-- Work required --
Copy each of the entries below faithfully, setting aside any pictures.
----- Records supplied -----
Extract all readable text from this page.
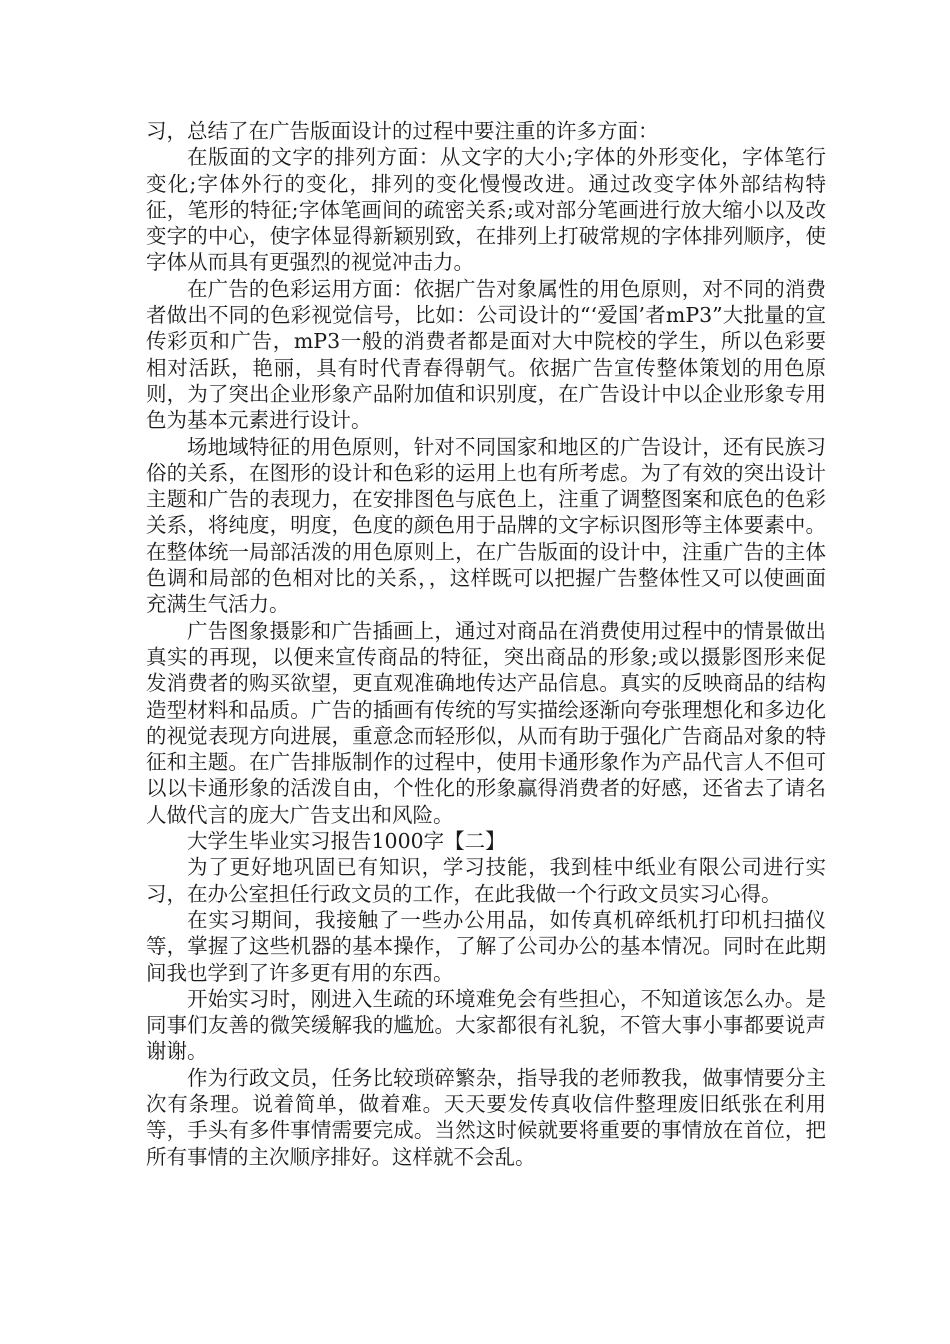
习，总结了在广告版面设计的过程中要注重的许多方面：

在版面的文字的排列方面：从文字的大小;字体的外形变化，字体笔行变化;字体外行的变化，排列的变化慢慢改进。通过改变字体外部结构特征，笔形的特征;字体笔画间的疏密关系;或对部分笔画进行放大缩小以及改变字的中心，使字体显得新颖别致，在排列上打破常规的字体排列顺序，使字体从而具有更强烈的视觉冲击力。

在广告的色彩运用方面：依据广告对象属性的用色原则，对不同的消费者做出不同的色彩视觉信号，比如：公司设计的“‘爱国’者mP3”大批量的宣传彩页和广告，mP3一般的消费者都是面对大中院校的学生，所以色彩要相对活跃，艳丽，具有时代青春得朝气。依据广告宣传整体策划的用色原则，为了突出企业形象产品附加值和识别度，在广告设计中以企业形象专用色为基本元素进行设计。

场地域特征的用色原则，针对不同国家和地区的广告设计，还有民族习俗的关系，在图形的设计和色彩的运用上也有所考虑。为了有效的突出设计主题和广告的表现力，在安排图色与底色上，注重了调整图案和底色的色彩关系，将纯度，明度，色度的颜色用于品牌的文字标识图形等主体要素中。在整体统一局部活泼的用色原则上，在广告版面的设计中，注重广告的主体色调和局部的色相对比的关系，，这样既可以把握广告整体性又可以使画面充满生气活力。

广告图象摄影和广告插画上，通过对商品在消费使用过程中的情景做出真实的再现，以便来宣传商品的特征，突出商品的形象;或以摄影图形来促发消费者的购买欲望，更直观准确地传达产品信息。真实的反映商品的结构造型材料和品质。广告的插画有传统的写实描绘逐渐向夸张理想化和多边化的视觉表现方向进展，重意念而轻形似，从而有助于强化广告商品对象的特征和主题。在广告排版制作的过程中，使用卡通形象作为产品代言人不但可以以卡通形象的活泼自由，个性化的形象赢得消费者的好感，还省去了请名人做代言的庞大广告支出和风险。

大学生毕业实习报告1000字【二】

为了更好地巩固已有知识，学习技能，我到桂中纸业有限公司进行实习，在办公室担任行政文员的工作，在此我做一个行政文员实习心得。

在实习期间，我接触了一些办公用品，如传真机碎纸机打印机扫描仪等，掌握了这些机器的基本操作，了解了公司办公的基本情况。同时在此期间我也学到了许多更有用的东西。

开始实习时，刚进入生疏的环境难免会有些担心，不知道该怎么办。是同事们友善的微笑缓解我的尴尬。大家都很有礼貌，不管大事小事都要说声谢谢。

作为行政文员，任务比较琐碎繁杂，指导我的老师教我，做事情要分主次有条理。说着简单，做着难。天天要发传真收信件整理废旧纸张在利用等，手头有多件事情需要完成。当然这时候就要将重要的事情放在首位，把所有事情的主次顺序排好。这样就不会乱。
-----
-- Exercise solution --
Extract all readable text from this page.
习，总结了在广告版面设计的过程中要注重的许多方面：

在版面的文字的排列方面：从文字的大小;字体的外形变化，字体笔行变化;字体外行的变化，排列的变化慢慢改进。通过改变字体外部结构特征，笔形的特征;字体笔画间的疏密关系;或对部分笔画进行放大缩小以及改变字的中心，使字体显得新颖别致，在排列上打破常规的字体排列顺序，使字体从而具有更强烈的视觉冲击力。

在广告的色彩运用方面：依据广告对象属性的用色原则，对不同的消费者做出不同的色彩视觉信号，比如：公司设计的“‘爱国’者mP3”大批量的宣传彩页和广告，mP3一般的消费者都是面对大中院校的学生，所以色彩要相对活跃，艳丽，具有时代青春得朝气。依据广告宣传整体策划的用色原则，为了突出企业形象产品附加值和识别度，在广告设计中以企业形象专用色为基本元素进行设计。

场地域特征的用色原则，针对不同国家和地区的广告设计，还有民族习俗的关系，在图形的设计和色彩的运用上也有所考虑。为了有效的突出设计主题和广告的表现力，在安排图色与底色上，注重了调整图案和底色的色彩关系，将纯度，明度，色度的颜色用于品牌的文字标识图形等主体要素中。在整体统一局部活泼的用色原则上，在广告版面的设计中，注重广告的主体色调和局部的色相对比的关系，，这样既可以把握广告整体性又可以使画面充满生气活力。

广告图象摄影和广告插画上，通过对商品在消费使用过程中的情景做出真实的再现，以便来宣传商品的特征，突出商品的形象;或以摄影图形来促发消费者的购买欲望，更直观准确地传达产品信息。真实的反映商品的结构造型材料和品质。广告的插画有传统的写实描绘逐渐向夸张理想化和多边化的视觉表现方向进展，重意念而轻形似，从而有助于强化广告商品对象的特征和主题。在广告排版制作的过程中，使用卡通形象作为产品代言人不但可以以卡通形象的活泼自由，个性化的形象赢得消费者的好感，还省去了请名人做代言的庞大广告支出和风险。

大学生毕业实习报告1000字【二】

为了更好地巩固已有知识，学习技能，我到桂中纸业有限公司进行实习，在办公室担任行政文员的工作，在此我做一个行政文员实习心得。

在实习期间，我接触了一些办公用品，如传真机碎纸机打印机扫描仪等，掌握了这些机器的基本操作，了解了公司办公的基本情况。同时在此期间我也学到了许多更有用的东西。

开始实习时，刚进入生疏的环境难免会有些担心，不知道该怎么办。是同事们友善的微笑缓解我的尴尬。大家都很有礼貌，不管大事小事都要说声谢谢。

作为行政文员，任务比较琐碎繁杂，指导我的老师教我，做事情要分主次有条理。说着简单，做着难。天天要发传真收信件整理废旧纸张在利用等，手头有多件事情需要完成。当然这时候就要将重要的事情放在首位，把所有事情的主次顺序排好。这样就不会乱。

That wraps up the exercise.